● **Problem to solve**
Pick every line with "xlabel" from the material below.

=== Task inputs ===

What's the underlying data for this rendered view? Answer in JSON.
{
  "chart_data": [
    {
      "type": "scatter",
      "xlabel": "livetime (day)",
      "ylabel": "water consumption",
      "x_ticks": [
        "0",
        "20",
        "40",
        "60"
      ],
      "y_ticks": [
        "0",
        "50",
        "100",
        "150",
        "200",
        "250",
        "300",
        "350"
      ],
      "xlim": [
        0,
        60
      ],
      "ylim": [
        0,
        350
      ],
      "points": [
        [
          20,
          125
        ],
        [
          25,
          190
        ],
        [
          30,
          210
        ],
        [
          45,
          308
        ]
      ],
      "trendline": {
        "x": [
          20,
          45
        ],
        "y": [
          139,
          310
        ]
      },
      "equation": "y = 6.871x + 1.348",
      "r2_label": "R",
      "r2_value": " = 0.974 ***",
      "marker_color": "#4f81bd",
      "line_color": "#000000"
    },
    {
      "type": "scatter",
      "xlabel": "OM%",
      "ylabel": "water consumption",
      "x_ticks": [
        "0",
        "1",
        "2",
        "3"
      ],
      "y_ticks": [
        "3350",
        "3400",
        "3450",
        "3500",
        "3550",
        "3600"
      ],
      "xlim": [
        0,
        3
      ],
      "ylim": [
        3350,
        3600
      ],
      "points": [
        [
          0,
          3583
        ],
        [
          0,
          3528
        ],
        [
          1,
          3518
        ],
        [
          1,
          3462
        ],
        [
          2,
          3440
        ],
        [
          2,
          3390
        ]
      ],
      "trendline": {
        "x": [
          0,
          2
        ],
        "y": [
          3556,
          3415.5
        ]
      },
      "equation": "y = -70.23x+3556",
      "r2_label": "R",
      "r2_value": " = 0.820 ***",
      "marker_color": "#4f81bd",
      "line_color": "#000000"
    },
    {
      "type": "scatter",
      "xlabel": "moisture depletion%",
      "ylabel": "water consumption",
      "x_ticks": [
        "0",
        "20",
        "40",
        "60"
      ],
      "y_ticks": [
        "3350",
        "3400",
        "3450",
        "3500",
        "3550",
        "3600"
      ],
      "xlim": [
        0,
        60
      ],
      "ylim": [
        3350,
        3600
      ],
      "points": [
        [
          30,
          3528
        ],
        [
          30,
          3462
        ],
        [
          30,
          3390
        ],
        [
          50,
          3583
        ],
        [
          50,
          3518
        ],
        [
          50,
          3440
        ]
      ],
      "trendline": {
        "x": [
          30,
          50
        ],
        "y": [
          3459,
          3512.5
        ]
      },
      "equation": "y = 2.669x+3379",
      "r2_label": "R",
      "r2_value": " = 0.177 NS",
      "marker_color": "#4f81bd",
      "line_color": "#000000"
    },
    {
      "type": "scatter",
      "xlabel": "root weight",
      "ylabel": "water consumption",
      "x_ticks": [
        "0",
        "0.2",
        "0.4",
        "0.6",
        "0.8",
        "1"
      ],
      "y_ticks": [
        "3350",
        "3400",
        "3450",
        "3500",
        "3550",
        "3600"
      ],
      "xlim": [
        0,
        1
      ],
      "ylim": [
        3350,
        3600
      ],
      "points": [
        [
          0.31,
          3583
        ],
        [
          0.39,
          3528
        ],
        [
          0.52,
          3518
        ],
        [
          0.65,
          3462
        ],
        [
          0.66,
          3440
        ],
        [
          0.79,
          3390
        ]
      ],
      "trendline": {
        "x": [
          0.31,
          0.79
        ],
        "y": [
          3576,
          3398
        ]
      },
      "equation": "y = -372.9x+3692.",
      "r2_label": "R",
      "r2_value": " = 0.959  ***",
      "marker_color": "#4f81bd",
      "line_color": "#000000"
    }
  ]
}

===

● **Written response**
      "xlabel": "livetime (day)",
      "xlabel": "OM%",
      "xlabel": "moisture depletion%",
      "xlabel": "root weight",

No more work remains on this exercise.